++++ Listed records ++++
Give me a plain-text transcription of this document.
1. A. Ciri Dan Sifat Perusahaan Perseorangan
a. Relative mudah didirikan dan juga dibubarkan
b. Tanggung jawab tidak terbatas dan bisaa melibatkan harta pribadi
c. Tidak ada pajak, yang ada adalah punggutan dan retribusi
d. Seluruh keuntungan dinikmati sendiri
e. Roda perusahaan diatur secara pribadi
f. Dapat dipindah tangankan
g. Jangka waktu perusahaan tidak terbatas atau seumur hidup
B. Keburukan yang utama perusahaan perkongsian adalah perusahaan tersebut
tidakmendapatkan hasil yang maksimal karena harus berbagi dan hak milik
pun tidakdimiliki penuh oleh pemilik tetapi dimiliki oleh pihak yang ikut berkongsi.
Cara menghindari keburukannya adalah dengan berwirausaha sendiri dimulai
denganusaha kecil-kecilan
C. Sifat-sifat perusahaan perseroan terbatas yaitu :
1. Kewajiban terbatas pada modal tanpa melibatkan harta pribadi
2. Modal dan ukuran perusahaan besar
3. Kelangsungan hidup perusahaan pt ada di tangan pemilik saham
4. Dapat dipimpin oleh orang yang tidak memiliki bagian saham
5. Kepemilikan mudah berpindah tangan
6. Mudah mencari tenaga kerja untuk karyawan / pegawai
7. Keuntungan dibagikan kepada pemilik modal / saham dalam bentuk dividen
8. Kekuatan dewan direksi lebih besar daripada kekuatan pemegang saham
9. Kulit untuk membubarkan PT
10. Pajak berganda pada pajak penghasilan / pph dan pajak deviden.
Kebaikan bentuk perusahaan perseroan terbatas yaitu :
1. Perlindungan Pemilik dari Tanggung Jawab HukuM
++++
▶ [What to produce]
The records above should be repeated in full, exactly as given.

▶ [Completed exercise]
Give me a plain-text transcription of this document.
1. A. Ciri Dan Sifat Perusahaan Perseorangan
a. Relative mudah didirikan dan juga dibubarkan
b. Tanggung jawab tidak terbatas dan bisaa melibatkan harta pribadi
c. Tidak ada pajak, yang ada adalah punggutan dan retribusi
d. Seluruh keuntungan dinikmati sendiri
e. Roda perusahaan diatur secara pribadi
f. Dapat dipindah tangankan
g. Jangka waktu perusahaan tidak terbatas atau seumur hidup
B. Keburukan yang utama perusahaan perkongsian adalah perusahaan tersebut
tidakmendapatkan hasil yang maksimal karena harus berbagi dan hak milik
pun tidakdimiliki penuh oleh pemilik tetapi dimiliki oleh pihak yang ikut berkongsi.
Cara menghindari keburukannya adalah dengan berwirausaha sendiri dimulai
denganusaha kecil-kecilan
C. Sifat-sifat perusahaan perseroan terbatas yaitu :
1. Kewajiban terbatas pada modal tanpa melibatkan harta pribadi
2. Modal dan ukuran perusahaan besar
3. Kelangsungan hidup perusahaan pt ada di tangan pemilik saham
4. Dapat dipimpin oleh orang yang tidak memiliki bagian saham
5. Kepemilikan mudah berpindah tangan
6. Mudah mencari tenaga kerja untuk karyawan / pegawai
7. Keuntungan dibagikan kepada pemilik modal / saham dalam bentuk dividen
8. Kekuatan dewan direksi lebih besar daripada kekuatan pemegang saham
9. Kulit untuk membubarkan PT
10. Pajak berganda pada pajak penghasilan / pph dan pajak deviden.
Kebaikan bentuk perusahaan perseroan terbatas yaitu :
1. Perlindungan Pemilik dari Tanggung Jawab HukuM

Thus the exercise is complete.